- [Input for this task]:
┏━━
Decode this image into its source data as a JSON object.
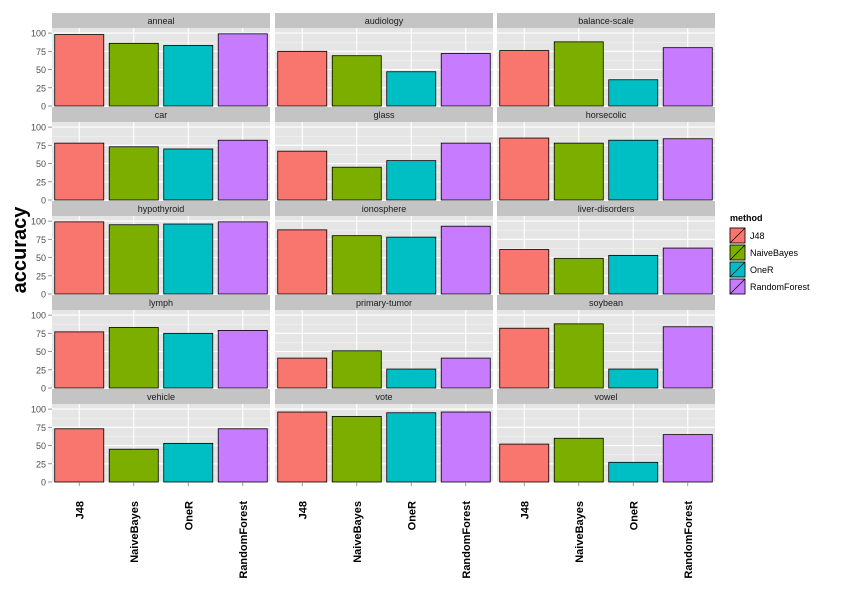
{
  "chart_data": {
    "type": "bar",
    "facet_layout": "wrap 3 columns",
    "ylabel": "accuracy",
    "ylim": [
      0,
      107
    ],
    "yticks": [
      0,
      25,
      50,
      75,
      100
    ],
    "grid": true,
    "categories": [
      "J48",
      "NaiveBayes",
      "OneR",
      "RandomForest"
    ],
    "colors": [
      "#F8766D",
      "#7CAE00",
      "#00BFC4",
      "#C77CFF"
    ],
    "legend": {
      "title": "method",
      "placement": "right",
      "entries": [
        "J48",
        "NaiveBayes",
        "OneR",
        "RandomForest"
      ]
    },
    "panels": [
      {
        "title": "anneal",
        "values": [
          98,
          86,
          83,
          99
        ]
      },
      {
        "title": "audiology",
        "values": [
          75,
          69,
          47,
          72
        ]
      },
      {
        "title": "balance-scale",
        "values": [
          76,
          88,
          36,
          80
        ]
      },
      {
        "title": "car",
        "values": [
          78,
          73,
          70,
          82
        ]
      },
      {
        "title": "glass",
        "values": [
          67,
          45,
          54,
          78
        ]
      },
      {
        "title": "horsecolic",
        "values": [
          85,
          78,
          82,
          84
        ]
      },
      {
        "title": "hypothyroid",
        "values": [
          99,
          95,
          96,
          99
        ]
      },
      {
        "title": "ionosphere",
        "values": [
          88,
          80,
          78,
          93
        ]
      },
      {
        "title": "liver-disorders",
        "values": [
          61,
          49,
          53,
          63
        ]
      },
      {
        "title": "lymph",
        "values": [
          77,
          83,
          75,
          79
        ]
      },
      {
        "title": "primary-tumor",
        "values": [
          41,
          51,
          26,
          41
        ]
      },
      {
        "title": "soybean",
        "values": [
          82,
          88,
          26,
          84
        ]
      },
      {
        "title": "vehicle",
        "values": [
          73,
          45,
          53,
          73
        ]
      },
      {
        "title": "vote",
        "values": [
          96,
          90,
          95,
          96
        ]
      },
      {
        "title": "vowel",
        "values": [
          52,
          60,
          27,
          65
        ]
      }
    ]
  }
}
┗━━
- [Description of the task]: Output each line above exactly. Skip the images.

- [Your response]:
Decode this image into its source data as a JSON object.
{
  "chart_data": {
    "type": "bar",
    "facet_layout": "wrap 3 columns",
    "ylabel": "accuracy",
    "ylim": [
      0,
      107
    ],
    "yticks": [
      0,
      25,
      50,
      75,
      100
    ],
    "grid": true,
    "categories": [
      "J48",
      "NaiveBayes",
      "OneR",
      "RandomForest"
    ],
    "colors": [
      "#F8766D",
      "#7CAE00",
      "#00BFC4",
      "#C77CFF"
    ],
    "legend": {
      "title": "method",
      "placement": "right",
      "entries": [
        "J48",
        "NaiveBayes",
        "OneR",
        "RandomForest"
      ]
    },
    "panels": [
      {
        "title": "anneal",
        "values": [
          98,
          86,
          83,
          99
        ]
      },
      {
        "title": "audiology",
        "values": [
          75,
          69,
          47,
          72
        ]
      },
      {
        "title": "balance-scale",
        "values": [
          76,
          88,
          36,
          80
        ]
      },
      {
        "title": "car",
        "values": [
          78,
          73,
          70,
          82
        ]
      },
      {
        "title": "glass",
        "values": [
          67,
          45,
          54,
          78
        ]
      },
      {
        "title": "horsecolic",
        "values": [
          85,
          78,
          82,
          84
        ]
      },
      {
        "title": "hypothyroid",
        "values": [
          99,
          95,
          96,
          99
        ]
      },
      {
        "title": "ionosphere",
        "values": [
          88,
          80,
          78,
          93
        ]
      },
      {
        "title": "liver-disorders",
        "values": [
          61,
          49,
          53,
          63
        ]
      },
      {
        "title": "lymph",
        "values": [
          77,
          83,
          75,
          79
        ]
      },
      {
        "title": "primary-tumor",
        "values": [
          41,
          51,
          26,
          41
        ]
      },
      {
        "title": "soybean",
        "values": [
          82,
          88,
          26,
          84
        ]
      },
      {
        "title": "vehicle",
        "values": [
          73,
          45,
          53,
          73
        ]
      },
      {
        "title": "vote",
        "values": [
          96,
          90,
          95,
          96
        ]
      },
      {
        "title": "vowel",
        "values": [
          52,
          60,
          27,
          65
        ]
      }
    ]
  }
}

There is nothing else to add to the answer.